═══ Source material ═══
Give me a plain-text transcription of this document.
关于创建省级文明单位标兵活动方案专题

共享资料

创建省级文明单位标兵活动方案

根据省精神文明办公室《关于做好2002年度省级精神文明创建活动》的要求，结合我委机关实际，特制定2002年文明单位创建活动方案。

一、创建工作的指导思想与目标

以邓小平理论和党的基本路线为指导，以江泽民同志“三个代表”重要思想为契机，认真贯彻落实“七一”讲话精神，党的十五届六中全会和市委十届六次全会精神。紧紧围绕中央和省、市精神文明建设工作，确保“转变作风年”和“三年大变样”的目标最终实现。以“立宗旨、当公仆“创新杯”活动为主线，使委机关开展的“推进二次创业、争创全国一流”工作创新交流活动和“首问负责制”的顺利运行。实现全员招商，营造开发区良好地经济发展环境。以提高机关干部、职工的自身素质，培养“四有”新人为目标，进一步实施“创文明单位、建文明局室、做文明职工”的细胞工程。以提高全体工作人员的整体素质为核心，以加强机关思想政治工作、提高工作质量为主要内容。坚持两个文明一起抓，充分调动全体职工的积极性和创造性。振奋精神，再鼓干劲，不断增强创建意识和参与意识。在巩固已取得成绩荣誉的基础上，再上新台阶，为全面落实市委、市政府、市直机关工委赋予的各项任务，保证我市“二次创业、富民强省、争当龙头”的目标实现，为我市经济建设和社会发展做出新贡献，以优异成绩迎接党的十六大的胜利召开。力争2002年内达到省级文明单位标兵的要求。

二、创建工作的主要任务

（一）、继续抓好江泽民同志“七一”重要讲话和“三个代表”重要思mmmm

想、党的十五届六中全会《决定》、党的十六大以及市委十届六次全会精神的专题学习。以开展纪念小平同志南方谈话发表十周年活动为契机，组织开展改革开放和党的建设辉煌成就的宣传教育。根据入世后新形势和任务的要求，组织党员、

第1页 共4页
═══
### What the task requires
Write out every entry exactly as given.

### Answer to this problem
Give me a plain-text transcription of this document.
关于创建省级文明单位标兵活动方案专题

共享资料

创建省级文明单位标兵活动方案

根据省精神文明办公室《关于做好2002年度省级精神文明创建活动》的要求，结合我委机关实际，特制定2002年文明单位创建活动方案。

一、创建工作的指导思想与目标

以邓小平理论和党的基本路线为指导，以江泽民同志“三个代表”重要思想为契机，认真贯彻落实“七一”讲话精神，党的十五届六中全会和市委十届六次全会精神。紧紧围绕中央和省、市精神文明建设工作，确保“转变作风年”和“三年大变样”的目标最终实现。以“立宗旨、当公仆“创新杯”活动为主线，使委机关开展的“推进二次创业、争创全国一流”工作创新交流活动和“首问负责制”的顺利运行。实现全员招商，营造开发区良好地经济发展环境。以提高机关干部、职工的自身素质，培养“四有”新人为目标，进一步实施“创文明单位、建文明局室、做文明职工”的细胞工程。以提高全体工作人员的整体素质为核心，以加强机关思想政治工作、提高工作质量为主要内容。坚持两个文明一起抓，充分调动全体职工的积极性和创造性。振奋精神，再鼓干劲，不断增强创建意识和参与意识。在巩固已取得成绩荣誉的基础上，再上新台阶，为全面落实市委、市政府、市直机关工委赋予的各项任务，保证我市“二次创业、富民强省、争当龙头”的目标实现，为我市经济建设和社会发展做出新贡献，以优异成绩迎接党的十六大的胜利召开。力争2002年内达到省级文明单位标兵的要求。

二、创建工作的主要任务

（一）、继续抓好江泽民同志“七一”重要讲话和“三个代表”重要思mmmm

想、党的十五届六中全会《决定》、党的十六大以及市委十届六次全会精神的专题学习。以开展纪念小平同志南方谈话发表十周年活动为契机，组织开展改革开放和党的建设辉煌成就的宣传教育。根据入世后新形势和任务的要求，组织党员、

第1页 共4页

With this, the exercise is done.